**Information provided:**
## begin
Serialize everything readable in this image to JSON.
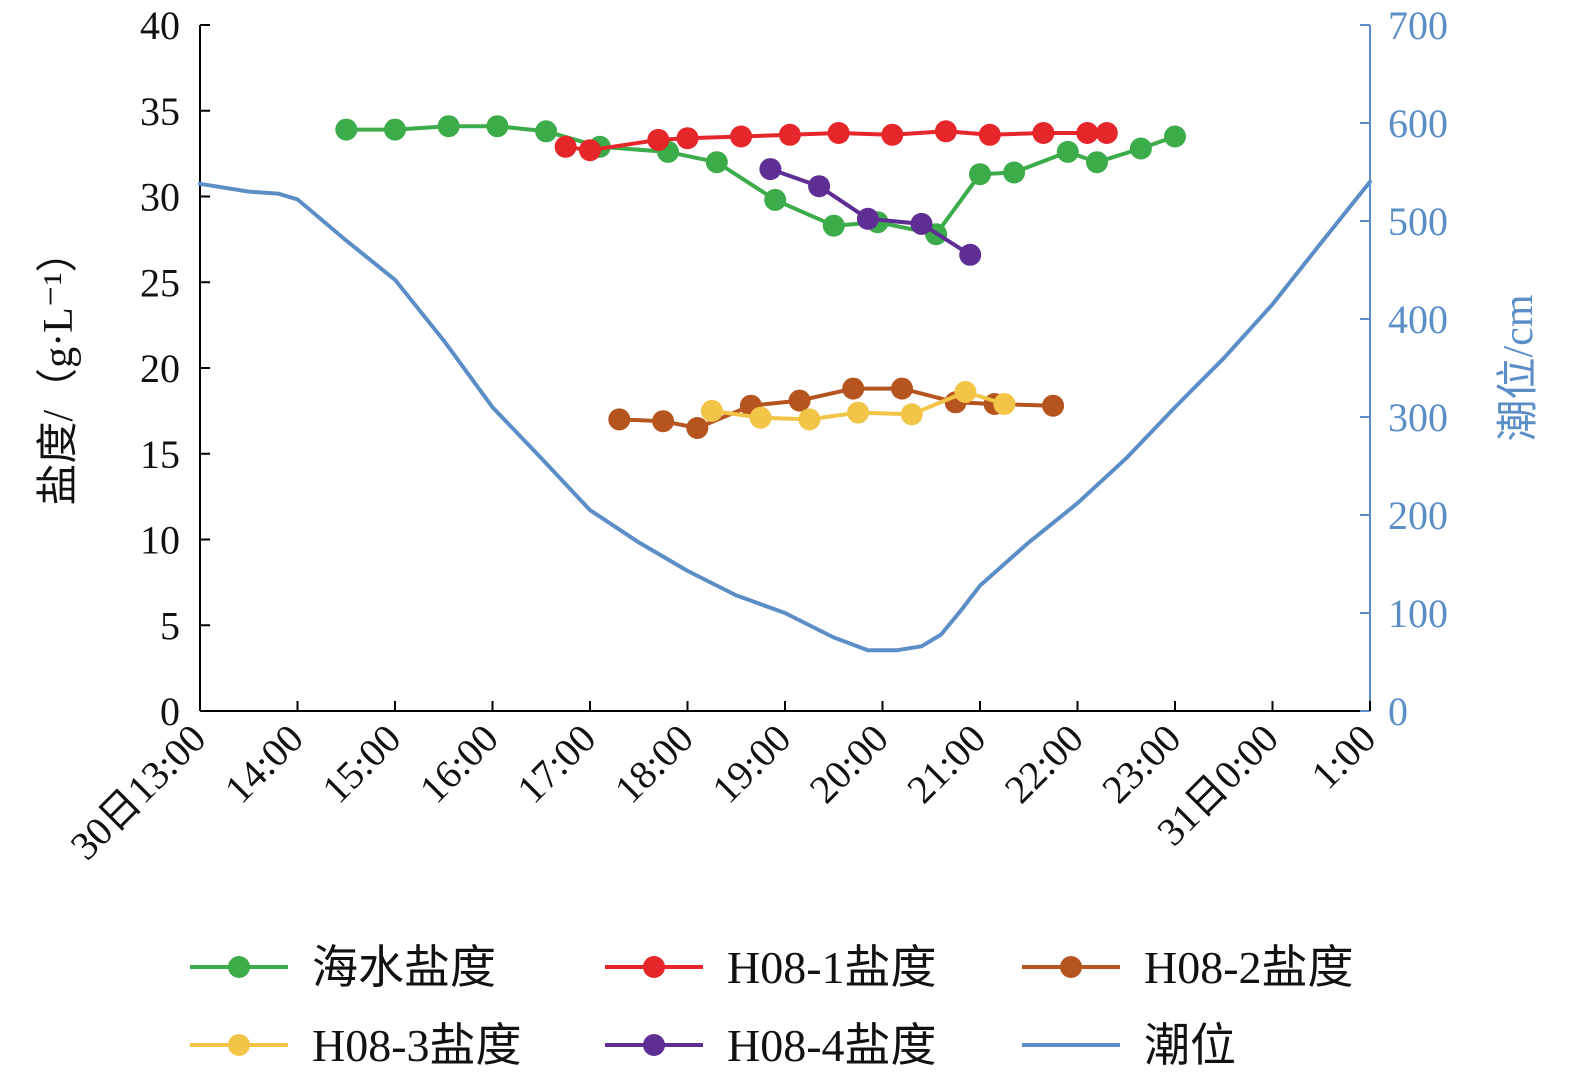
{
  "chart_data": {
    "type": "line",
    "x_axis": {
      "min": 13,
      "max": 25,
      "ticks": [
        {
          "value": 13,
          "label": "30日13:00"
        },
        {
          "value": 14,
          "label": "14:00"
        },
        {
          "value": 15,
          "label": "15:00"
        },
        {
          "value": 16,
          "label": "16:00"
        },
        {
          "value": 17,
          "label": "17:00"
        },
        {
          "value": 18,
          "label": "18:00"
        },
        {
          "value": 19,
          "label": "19:00"
        },
        {
          "value": 20,
          "label": "20:00"
        },
        {
          "value": 21,
          "label": "21:00"
        },
        {
          "value": 22,
          "label": "22:00"
        },
        {
          "value": 23,
          "label": "23:00"
        },
        {
          "value": 24,
          "label": "31日0:00"
        },
        {
          "value": 25,
          "label": "1:00"
        }
      ]
    },
    "y_left": {
      "label": "盐度/（g·L⁻¹）",
      "min": 0,
      "max": 40,
      "ticks": [
        0,
        5,
        10,
        15,
        20,
        25,
        30,
        35,
        40
      ]
    },
    "y_right": {
      "label": "潮位/cm",
      "min": 0,
      "max": 700,
      "ticks": [
        0,
        100,
        200,
        300,
        400,
        500,
        600,
        700
      ],
      "color": "#5b8ec7"
    },
    "series": [
      {
        "name": "海水盐度",
        "axis": "left",
        "color": "#3cab4a",
        "markers": true,
        "x": [
          14.5,
          15.0,
          15.55,
          16.05,
          16.55,
          17.1,
          17.8,
          18.3,
          18.9,
          19.5,
          19.95,
          20.55,
          21.0,
          21.35,
          21.9,
          22.2,
          22.65,
          23.0
        ],
        "y": [
          33.9,
          33.9,
          34.1,
          34.1,
          33.8,
          32.9,
          32.6,
          32.0,
          29.8,
          28.3,
          28.5,
          27.8,
          31.3,
          31.4,
          32.6,
          32.0,
          32.8,
          33.5
        ]
      },
      {
        "name": "H08-1盐度",
        "axis": "left",
        "color": "#e5262a",
        "markers": true,
        "x": [
          16.75,
          17.0,
          17.7,
          18.0,
          18.55,
          19.05,
          19.55,
          20.1,
          20.65,
          21.1,
          21.65,
          22.1,
          22.3
        ],
        "y": [
          32.9,
          32.7,
          33.3,
          33.4,
          33.5,
          33.6,
          33.7,
          33.6,
          33.8,
          33.6,
          33.7,
          33.7,
          33.7
        ]
      },
      {
        "name": "H08-2盐度",
        "axis": "left",
        "color": "#b5541e",
        "markers": true,
        "x": [
          17.3,
          17.75,
          18.1,
          18.65,
          19.15,
          19.7,
          20.2,
          20.75,
          21.15,
          21.75
        ],
        "y": [
          17.0,
          16.9,
          16.5,
          17.8,
          18.1,
          18.8,
          18.8,
          18.0,
          17.9,
          17.8
        ]
      },
      {
        "name": "H08-3盐度",
        "axis": "left",
        "color": "#f2c447",
        "markers": true,
        "x": [
          18.25,
          18.75,
          19.25,
          19.75,
          20.3,
          20.85,
          21.25
        ],
        "y": [
          17.5,
          17.1,
          17.0,
          17.4,
          17.3,
          18.6,
          17.9
        ]
      },
      {
        "name": "H08-4盐度",
        "axis": "left",
        "color": "#5e2e94",
        "markers": true,
        "x": [
          18.85,
          19.35,
          19.85,
          20.4,
          20.9
        ],
        "y": [
          31.6,
          30.6,
          28.7,
          28.4,
          26.6
        ]
      },
      {
        "name": "潮位",
        "axis": "right",
        "color": "#5b8ec7",
        "markers": false,
        "x": [
          13.0,
          13.5,
          13.8,
          14.0,
          14.5,
          15.0,
          15.5,
          16.0,
          16.5,
          17.0,
          17.5,
          18.0,
          18.5,
          19.0,
          19.5,
          19.85,
          20.15,
          20.4,
          20.6,
          20.8,
          21.0,
          21.5,
          22.0,
          22.5,
          23.0,
          23.5,
          24.0,
          24.5,
          25.0
        ],
        "y": [
          538,
          530,
          528,
          522,
          480,
          440,
          378,
          310,
          258,
          205,
          172,
          143,
          118,
          100,
          75,
          62,
          62,
          66,
          78,
          102,
          128,
          172,
          212,
          258,
          310,
          360,
          415,
          478,
          540
        ]
      }
    ],
    "legend": {
      "placement": "bottom",
      "order": [
        "海水盐度",
        "H08-1盐度",
        "H08-2盐度",
        "H08-3盐度",
        "H08-4盐度",
        "潮位"
      ]
    },
    "grid": false
  }
}
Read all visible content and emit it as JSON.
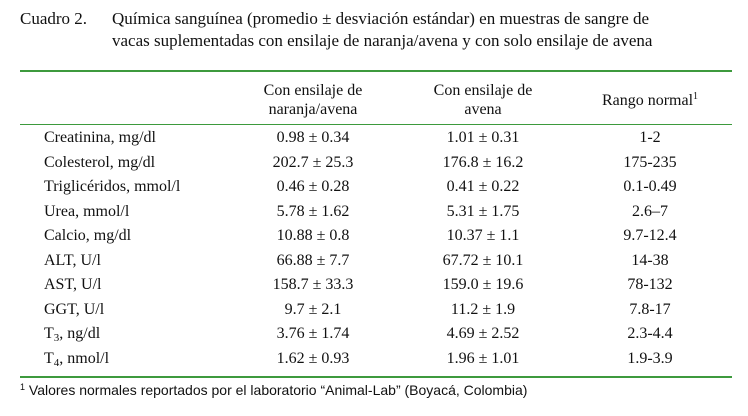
{
  "caption": {
    "label": "Cuadro 2.",
    "line1": "Química sanguínea (promedio ± desviación estándar) en muestras de sangre de",
    "line2": "vacas suplementadas con ensilaje de naranja/avena y con solo ensilaje de avena"
  },
  "table": {
    "headers": {
      "param": "",
      "orange_oat": [
        "Con ensilaje de",
        "naranja/avena"
      ],
      "oat": [
        "Con ensilaje de",
        "avena"
      ],
      "normal": "Rango normal",
      "normal_sup": "1"
    },
    "rows": [
      {
        "name": "Creatinina, mg/dl",
        "sub": "",
        "suffix": "",
        "orange_oat": "0.98 ± 0.34",
        "oat": "1.01 ± 0.31",
        "normal": "1-2"
      },
      {
        "name": "Colesterol, mg/dl",
        "sub": "",
        "suffix": "",
        "orange_oat": "202.7 ± 25.3",
        "oat": "176.8 ± 16.2",
        "normal": "175-235"
      },
      {
        "name": "Triglicéridos, mmol/l",
        "sub": "",
        "suffix": "",
        "orange_oat": "0.46 ± 0.28",
        "oat": "0.41 ± 0.22",
        "normal": "0.1-0.49"
      },
      {
        "name": "Urea, mmol/l",
        "sub": "",
        "suffix": "",
        "orange_oat": "5.78 ± 1.62",
        "oat": "5.31 ± 1.75",
        "normal": "2.6–7"
      },
      {
        "name": "Calcio, mg/dl",
        "sub": "",
        "suffix": "",
        "orange_oat": "10.88 ± 0.8",
        "oat": "10.37 ± 1.1",
        "normal": "9.7-12.4"
      },
      {
        "name": "ALT, U/l",
        "sub": "",
        "suffix": "",
        "orange_oat": "66.88 ± 7.7",
        "oat": "67.72 ± 10.1",
        "normal": "14-38"
      },
      {
        "name": "AST, U/l",
        "sub": "",
        "suffix": "",
        "orange_oat": "158.7 ± 33.3",
        "oat": "159.0 ± 19.6",
        "normal": "78-132"
      },
      {
        "name": "GGT, U/l",
        "sub": "",
        "suffix": "",
        "orange_oat": "9.7 ± 2.1",
        "oat": "11.2 ± 1.9",
        "normal": "7.8-17"
      },
      {
        "name": "T",
        "sub": "3",
        "suffix": ", ng/dl",
        "orange_oat": "3.76 ± 1.74",
        "oat": "4.69 ± 2.52",
        "normal": "2.3-4.4"
      },
      {
        "name": "T",
        "sub": "4",
        "suffix": ", nmol/l",
        "orange_oat": "1.62 ± 0.93",
        "oat": "1.96 ± 1.01",
        "normal": "1.9-3.9"
      }
    ]
  },
  "footnote": {
    "sup": "1",
    "text": " Valores normales reportados por el laboratorio “Animal-Lab” (Boyacá, Colombia)"
  },
  "colors": {
    "rule": "#3d9a3d"
  }
}
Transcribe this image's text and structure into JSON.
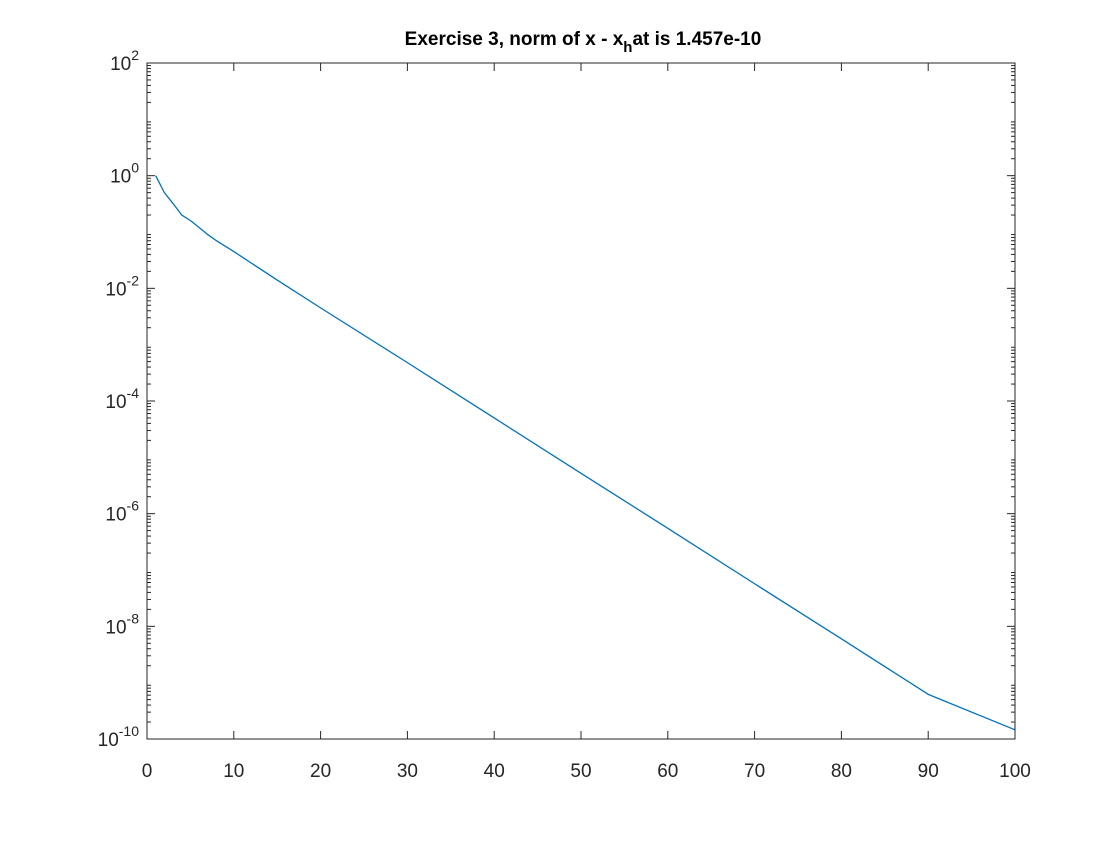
## end
**Do this:** Exclude the pictures, and transcribe all of the material exactly.

**Correct result:**
Serialize everything readable in this image to JSON.
{
  "chart_data": {
    "type": "line",
    "x_axis": {
      "min": 13,
      "max": 25,
      "ticks": [
        {
          "value": 13,
          "label": "30日13:00"
        },
        {
          "value": 14,
          "label": "14:00"
        },
        {
          "value": 15,
          "label": "15:00"
        },
        {
          "value": 16,
          "label": "16:00"
        },
        {
          "value": 17,
          "label": "17:00"
        },
        {
          "value": 18,
          "label": "18:00"
        },
        {
          "value": 19,
          "label": "19:00"
        },
        {
          "value": 20,
          "label": "20:00"
        },
        {
          "value": 21,
          "label": "21:00"
        },
        {
          "value": 22,
          "label": "22:00"
        },
        {
          "value": 23,
          "label": "23:00"
        },
        {
          "value": 24,
          "label": "31日0:00"
        },
        {
          "value": 25,
          "label": "1:00"
        }
      ]
    },
    "y_left": {
      "label": "盐度/（g·L⁻¹）",
      "min": 0,
      "max": 40,
      "ticks": [
        0,
        5,
        10,
        15,
        20,
        25,
        30,
        35,
        40
      ]
    },
    "y_right": {
      "label": "潮位/cm",
      "min": 0,
      "max": 700,
      "ticks": [
        0,
        100,
        200,
        300,
        400,
        500,
        600,
        700
      ],
      "color": "#5b8ec7"
    },
    "series": [
      {
        "name": "海水盐度",
        "axis": "left",
        "color": "#3cab4a",
        "markers": true,
        "x": [
          14.5,
          15.0,
          15.55,
          16.05,
          16.55,
          17.1,
          17.8,
          18.3,
          18.9,
          19.5,
          19.95,
          20.55,
          21.0,
          21.35,
          21.9,
          22.2,
          22.65,
          23.0
        ],
        "y": [
          33.9,
          33.9,
          34.1,
          34.1,
          33.8,
          32.9,
          32.6,
          32.0,
          29.8,
          28.3,
          28.5,
          27.8,
          31.3,
          31.4,
          32.6,
          32.0,
          32.8,
          33.5
        ]
      },
      {
        "name": "H08-1盐度",
        "axis": "left",
        "color": "#e5262a",
        "markers": true,
        "x": [
          16.75,
          17.0,
          17.7,
          18.0,
          18.55,
          19.05,
          19.55,
          20.1,
          20.65,
          21.1,
          21.65,
          22.1,
          22.3
        ],
        "y": [
          32.9,
          32.7,
          33.3,
          33.4,
          33.5,
          33.6,
          33.7,
          33.6,
          33.8,
          33.6,
          33.7,
          33.7,
          33.7
        ]
      },
      {
        "name": "H08-2盐度",
        "axis": "left",
        "color": "#b5541e",
        "markers": true,
        "x": [
          17.3,
          17.75,
          18.1,
          18.65,
          19.15,
          19.7,
          20.2,
          20.75,
          21.15,
          21.75
        ],
        "y": [
          17.0,
          16.9,
          16.5,
          17.8,
          18.1,
          18.8,
          18.8,
          18.0,
          17.9,
          17.8
        ]
      },
      {
        "name": "H08-3盐度",
        "axis": "left",
        "color": "#f2c447",
        "markers": true,
        "x": [
          18.25,
          18.75,
          19.25,
          19.75,
          20.3,
          20.85,
          21.25
        ],
        "y": [
          17.5,
          17.1,
          17.0,
          17.4,
          17.3,
          18.6,
          17.9
        ]
      },
      {
        "name": "H08-4盐度",
        "axis": "left",
        "color": "#5e2e94",
        "markers": true,
        "x": [
          18.85,
          19.35,
          19.85,
          20.4,
          20.9
        ],
        "y": [
          31.6,
          30.6,
          28.7,
          28.4,
          26.6
        ]
      },
      {
        "name": "潮位",
        "axis": "right",
        "color": "#5b8ec7",
        "markers": false,
        "x": [
          13.0,
          13.5,
          13.8,
          14.0,
          14.5,
          15.0,
          15.5,
          16.0,
          16.5,
          17.0,
          17.5,
          18.0,
          18.5,
          19.0,
          19.5,
          19.85,
          20.15,
          20.4,
          20.6,
          20.8,
          21.0,
          21.5,
          22.0,
          22.5,
          23.0,
          23.5,
          24.0,
          24.5,
          25.0
        ],
        "y": [
          538,
          530,
          528,
          522,
          480,
          440,
          378,
          310,
          258,
          205,
          172,
          143,
          118,
          100,
          75,
          62,
          62,
          66,
          78,
          102,
          128,
          172,
          212,
          258,
          310,
          360,
          415,
          478,
          540
        ]
      }
    ],
    "legend": {
      "placement": "bottom",
      "order": [
        "海水盐度",
        "H08-1盐度",
        "H08-2盐度",
        "H08-3盐度",
        "H08-4盐度",
        "潮位"
      ]
    },
    "grid": false
  }
}
Read all visible content and emit it as JSON.
{
  "caption": {
    "label": "Cuadro 2.",
    "line1": "Química sanguínea (promedio ± desviación estándar) en muestras de sangre de",
    "line2": "vacas suplementadas con ensilaje de naranja/avena y con solo ensilaje de avena"
  },
  "table": {
    "headers": {
      "param": "",
      "orange_oat": [
        "Con ensilaje de",
        "naranja/avena"
      ],
      "oat": [
        "Con ensilaje de",
        "avena"
      ],
      "normal": "Rango normal",
      "normal_sup": "1"
    },
    "rows": [
      {
        "name": "Creatinina, mg/dl",
        "sub": "",
        "suffix": "",
        "orange_oat": "0.98 ± 0.34",
        "oat": "1.01 ± 0.31",
        "normal": "1-2"
      },
      {
        "name": "Colesterol, mg/dl",
        "sub": "",
        "suffix": "",
        "orange_oat": "202.7 ± 25.3",
        "oat": "176.8 ± 16.2",
        "normal": "175-235"
      },
      {
        "name": "Triglicéridos, mmol/l",
        "sub": "",
        "suffix": "",
        "orange_oat": "0.46 ± 0.28",
        "oat": "0.41 ± 0.22",
        "normal": "0.1-0.49"
      },
      {
        "name": "Urea, mmol/l",
        "sub": "",
        "suffix": "",
        "orange_oat": "5.78 ± 1.62",
        "oat": "5.31 ± 1.75",
        "normal": "2.6–7"
      },
      {
        "name": "Calcio, mg/dl",
        "sub": "",
        "suffix": "",
        "orange_oat": "10.88 ± 0.8",
        "oat": "10.37 ± 1.1",
        "normal": "9.7-12.4"
      },
      {
        "name": "ALT, U/l",
        "sub": "",
        "suffix": "",
        "orange_oat": "66.88 ± 7.7",
        "oat": "67.72 ± 10.1",
        "normal": "14-38"
      },
      {
        "name": "AST, U/l",
        "sub": "",
        "suffix": "",
        "orange_oat": "158.7 ± 33.3",
        "oat": "159.0 ± 19.6",
        "normal": "78-132"
      },
      {
        "name": "GGT, U/l",
        "sub": "",
        "suffix": "",
        "orange_oat": "9.7 ± 2.1",
        "oat": "11.2 ± 1.9",
        "normal": "7.8-17"
      },
      {
        "name": "T",
        "sub": "3",
        "suffix": ", ng/dl",
        "orange_oat": "3.76 ± 1.74",
        "oat": "4.69 ± 2.52",
        "normal": "2.3-4.4"
      },
      {
        "name": "T",
        "sub": "4",
        "suffix": ", nmol/l",
        "orange_oat": "1.62 ± 0.93",
        "oat": "1.96 ± 1.01",
        "normal": "1.9-3.9"
      }
    ]
  },
  "footnote": {
    "sup": "1",
    "text": " Valores normales reportados por el laboratorio “Animal-Lab” (Boyacá, Colombia)"
  },
  "colors": {
    "rule": "#3d9a3d"
  }
}
Transcribe this image's text and structure into JSON.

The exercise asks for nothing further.